## GIVEN INSTRUCTION
Pick out each line below containing "usually".
_____
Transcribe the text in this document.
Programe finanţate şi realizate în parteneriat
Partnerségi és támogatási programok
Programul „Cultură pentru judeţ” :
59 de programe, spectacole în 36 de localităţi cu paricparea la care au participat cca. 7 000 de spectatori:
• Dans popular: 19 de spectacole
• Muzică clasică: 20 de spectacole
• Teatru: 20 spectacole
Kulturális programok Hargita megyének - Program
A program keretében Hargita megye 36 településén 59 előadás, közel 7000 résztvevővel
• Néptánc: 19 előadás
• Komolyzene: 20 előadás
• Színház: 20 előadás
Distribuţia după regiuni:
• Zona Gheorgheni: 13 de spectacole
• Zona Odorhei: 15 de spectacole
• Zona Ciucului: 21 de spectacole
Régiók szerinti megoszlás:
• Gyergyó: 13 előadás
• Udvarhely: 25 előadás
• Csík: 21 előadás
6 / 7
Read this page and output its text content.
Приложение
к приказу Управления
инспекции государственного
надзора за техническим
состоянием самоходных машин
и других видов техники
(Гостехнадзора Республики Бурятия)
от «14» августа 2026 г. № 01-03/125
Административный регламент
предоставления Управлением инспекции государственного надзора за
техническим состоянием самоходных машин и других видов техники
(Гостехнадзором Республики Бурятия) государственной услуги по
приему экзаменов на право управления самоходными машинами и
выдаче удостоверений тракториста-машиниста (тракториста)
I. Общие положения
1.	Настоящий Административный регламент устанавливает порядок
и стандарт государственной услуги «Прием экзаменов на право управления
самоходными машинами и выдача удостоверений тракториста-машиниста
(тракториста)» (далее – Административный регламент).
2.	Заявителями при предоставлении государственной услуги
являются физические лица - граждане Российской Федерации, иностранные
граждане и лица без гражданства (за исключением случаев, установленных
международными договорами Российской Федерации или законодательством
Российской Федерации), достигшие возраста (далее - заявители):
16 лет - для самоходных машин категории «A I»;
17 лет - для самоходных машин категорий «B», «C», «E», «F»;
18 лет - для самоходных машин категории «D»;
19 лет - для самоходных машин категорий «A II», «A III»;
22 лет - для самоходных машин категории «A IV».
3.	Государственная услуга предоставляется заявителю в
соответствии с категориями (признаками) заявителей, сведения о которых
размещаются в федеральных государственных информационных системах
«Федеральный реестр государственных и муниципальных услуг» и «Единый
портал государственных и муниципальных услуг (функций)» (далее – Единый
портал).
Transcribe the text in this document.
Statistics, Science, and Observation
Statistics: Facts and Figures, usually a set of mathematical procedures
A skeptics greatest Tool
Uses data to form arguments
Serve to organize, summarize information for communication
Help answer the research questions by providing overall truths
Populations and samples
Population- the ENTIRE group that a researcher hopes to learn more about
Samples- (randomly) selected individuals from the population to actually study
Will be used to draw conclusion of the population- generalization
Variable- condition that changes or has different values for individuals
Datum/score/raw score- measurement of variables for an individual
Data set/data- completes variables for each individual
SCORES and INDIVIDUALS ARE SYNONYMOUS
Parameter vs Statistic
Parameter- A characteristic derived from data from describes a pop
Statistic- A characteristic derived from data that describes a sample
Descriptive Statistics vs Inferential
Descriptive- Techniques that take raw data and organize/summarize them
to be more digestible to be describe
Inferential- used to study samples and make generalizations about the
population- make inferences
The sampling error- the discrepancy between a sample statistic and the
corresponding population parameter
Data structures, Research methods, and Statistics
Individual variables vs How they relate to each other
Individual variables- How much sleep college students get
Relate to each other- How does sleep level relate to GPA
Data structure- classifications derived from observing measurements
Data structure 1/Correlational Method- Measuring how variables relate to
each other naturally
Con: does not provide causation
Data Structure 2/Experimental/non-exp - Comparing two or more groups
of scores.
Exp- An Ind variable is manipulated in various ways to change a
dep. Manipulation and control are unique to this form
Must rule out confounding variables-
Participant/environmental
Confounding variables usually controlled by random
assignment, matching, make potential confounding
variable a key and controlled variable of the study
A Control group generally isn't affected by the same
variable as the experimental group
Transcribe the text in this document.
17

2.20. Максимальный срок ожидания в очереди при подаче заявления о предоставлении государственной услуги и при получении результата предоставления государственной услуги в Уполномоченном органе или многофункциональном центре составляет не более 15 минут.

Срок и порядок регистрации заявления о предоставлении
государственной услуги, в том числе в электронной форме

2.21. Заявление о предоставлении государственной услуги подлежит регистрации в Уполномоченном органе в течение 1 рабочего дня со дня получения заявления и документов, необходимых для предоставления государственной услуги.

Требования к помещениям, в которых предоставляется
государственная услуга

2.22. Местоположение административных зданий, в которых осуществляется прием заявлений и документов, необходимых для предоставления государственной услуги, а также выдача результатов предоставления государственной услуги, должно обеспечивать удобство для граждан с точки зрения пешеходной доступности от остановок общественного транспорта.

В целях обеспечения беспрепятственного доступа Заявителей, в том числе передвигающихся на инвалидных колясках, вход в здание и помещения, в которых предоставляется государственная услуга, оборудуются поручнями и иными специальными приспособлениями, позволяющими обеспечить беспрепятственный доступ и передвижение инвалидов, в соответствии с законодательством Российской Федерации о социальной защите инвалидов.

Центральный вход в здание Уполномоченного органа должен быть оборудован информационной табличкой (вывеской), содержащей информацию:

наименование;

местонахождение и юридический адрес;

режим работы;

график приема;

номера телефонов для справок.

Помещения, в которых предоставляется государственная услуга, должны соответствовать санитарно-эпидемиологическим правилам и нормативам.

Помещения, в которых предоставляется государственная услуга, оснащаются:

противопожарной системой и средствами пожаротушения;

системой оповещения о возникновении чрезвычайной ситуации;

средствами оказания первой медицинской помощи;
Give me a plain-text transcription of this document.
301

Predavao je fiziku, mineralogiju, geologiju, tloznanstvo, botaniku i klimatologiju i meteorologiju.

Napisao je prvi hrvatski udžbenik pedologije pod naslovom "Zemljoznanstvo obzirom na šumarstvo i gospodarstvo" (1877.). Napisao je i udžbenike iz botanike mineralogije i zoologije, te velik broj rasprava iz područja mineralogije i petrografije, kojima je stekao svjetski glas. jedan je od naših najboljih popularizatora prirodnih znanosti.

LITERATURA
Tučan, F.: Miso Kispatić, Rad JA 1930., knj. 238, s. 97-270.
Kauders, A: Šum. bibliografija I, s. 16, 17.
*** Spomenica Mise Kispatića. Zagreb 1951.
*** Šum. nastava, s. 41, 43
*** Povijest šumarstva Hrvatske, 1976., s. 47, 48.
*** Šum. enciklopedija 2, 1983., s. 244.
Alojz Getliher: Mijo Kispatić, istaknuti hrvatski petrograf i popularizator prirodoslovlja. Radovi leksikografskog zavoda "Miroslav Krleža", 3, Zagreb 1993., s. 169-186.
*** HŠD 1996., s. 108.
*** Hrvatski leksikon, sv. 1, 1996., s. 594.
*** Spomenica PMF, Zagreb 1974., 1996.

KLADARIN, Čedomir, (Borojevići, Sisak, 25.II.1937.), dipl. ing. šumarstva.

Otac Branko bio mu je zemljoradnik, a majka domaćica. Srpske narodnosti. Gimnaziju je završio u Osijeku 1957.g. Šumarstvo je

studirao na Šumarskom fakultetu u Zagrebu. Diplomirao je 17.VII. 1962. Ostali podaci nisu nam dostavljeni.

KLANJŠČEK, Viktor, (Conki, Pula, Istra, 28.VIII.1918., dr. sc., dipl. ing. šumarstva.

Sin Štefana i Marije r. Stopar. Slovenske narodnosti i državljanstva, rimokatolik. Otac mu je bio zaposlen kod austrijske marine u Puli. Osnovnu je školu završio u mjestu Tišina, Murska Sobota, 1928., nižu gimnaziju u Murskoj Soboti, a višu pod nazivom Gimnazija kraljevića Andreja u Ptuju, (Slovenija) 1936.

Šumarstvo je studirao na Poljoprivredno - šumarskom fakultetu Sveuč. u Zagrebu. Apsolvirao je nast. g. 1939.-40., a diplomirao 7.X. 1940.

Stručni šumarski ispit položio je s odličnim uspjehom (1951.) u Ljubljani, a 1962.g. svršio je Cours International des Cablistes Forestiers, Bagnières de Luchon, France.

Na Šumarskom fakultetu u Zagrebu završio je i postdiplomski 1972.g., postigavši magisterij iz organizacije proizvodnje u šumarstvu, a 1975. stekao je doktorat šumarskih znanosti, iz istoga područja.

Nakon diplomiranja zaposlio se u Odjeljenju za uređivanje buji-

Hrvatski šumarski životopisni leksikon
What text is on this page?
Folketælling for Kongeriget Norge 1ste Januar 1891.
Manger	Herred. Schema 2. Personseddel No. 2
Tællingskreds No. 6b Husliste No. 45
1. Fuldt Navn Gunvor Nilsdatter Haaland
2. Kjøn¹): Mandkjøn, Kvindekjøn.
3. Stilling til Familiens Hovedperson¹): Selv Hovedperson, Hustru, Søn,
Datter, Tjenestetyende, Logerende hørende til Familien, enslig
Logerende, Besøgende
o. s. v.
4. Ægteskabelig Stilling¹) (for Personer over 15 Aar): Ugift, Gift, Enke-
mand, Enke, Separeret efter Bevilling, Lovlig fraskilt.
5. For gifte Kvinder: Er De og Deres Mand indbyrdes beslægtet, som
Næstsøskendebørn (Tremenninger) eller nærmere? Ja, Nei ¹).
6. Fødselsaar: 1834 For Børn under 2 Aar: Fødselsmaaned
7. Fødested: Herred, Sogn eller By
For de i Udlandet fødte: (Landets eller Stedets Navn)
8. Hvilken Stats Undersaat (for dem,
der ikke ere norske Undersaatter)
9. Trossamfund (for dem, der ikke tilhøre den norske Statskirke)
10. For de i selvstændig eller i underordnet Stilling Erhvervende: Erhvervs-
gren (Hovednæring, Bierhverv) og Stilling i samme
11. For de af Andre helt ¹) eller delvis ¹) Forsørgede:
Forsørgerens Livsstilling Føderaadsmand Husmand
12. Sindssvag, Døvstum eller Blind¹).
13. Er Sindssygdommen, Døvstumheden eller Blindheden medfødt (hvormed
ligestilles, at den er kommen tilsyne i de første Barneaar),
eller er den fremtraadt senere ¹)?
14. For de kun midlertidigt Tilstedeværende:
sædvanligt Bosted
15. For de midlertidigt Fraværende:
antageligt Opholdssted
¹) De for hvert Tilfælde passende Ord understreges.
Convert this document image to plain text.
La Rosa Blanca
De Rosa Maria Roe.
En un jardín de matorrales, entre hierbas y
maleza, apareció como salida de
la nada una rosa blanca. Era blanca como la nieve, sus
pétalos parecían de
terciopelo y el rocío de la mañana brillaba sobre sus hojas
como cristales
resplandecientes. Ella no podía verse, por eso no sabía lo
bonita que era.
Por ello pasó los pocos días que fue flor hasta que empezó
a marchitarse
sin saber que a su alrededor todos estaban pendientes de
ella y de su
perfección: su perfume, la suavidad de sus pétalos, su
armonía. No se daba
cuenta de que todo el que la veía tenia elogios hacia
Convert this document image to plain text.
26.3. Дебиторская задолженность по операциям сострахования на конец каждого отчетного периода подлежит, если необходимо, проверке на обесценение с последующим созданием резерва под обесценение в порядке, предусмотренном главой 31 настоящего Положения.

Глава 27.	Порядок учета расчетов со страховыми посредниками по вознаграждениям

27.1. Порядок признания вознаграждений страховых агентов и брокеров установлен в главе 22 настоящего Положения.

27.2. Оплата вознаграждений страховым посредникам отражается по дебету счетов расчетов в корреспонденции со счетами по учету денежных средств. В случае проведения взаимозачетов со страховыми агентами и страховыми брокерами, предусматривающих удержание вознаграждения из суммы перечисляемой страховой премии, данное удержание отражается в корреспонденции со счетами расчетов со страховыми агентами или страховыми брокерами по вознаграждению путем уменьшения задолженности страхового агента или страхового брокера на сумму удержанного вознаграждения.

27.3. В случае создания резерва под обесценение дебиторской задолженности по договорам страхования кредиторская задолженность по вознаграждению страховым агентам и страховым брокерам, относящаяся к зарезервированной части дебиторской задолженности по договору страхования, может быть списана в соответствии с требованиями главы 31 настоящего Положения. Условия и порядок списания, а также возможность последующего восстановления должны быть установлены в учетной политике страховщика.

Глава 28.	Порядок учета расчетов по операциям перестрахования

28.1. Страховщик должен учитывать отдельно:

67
_____
## RESPONSE
Statistics: Facts and Figures, usually a set of mathematical procedures
Confounding variables usually controlled by random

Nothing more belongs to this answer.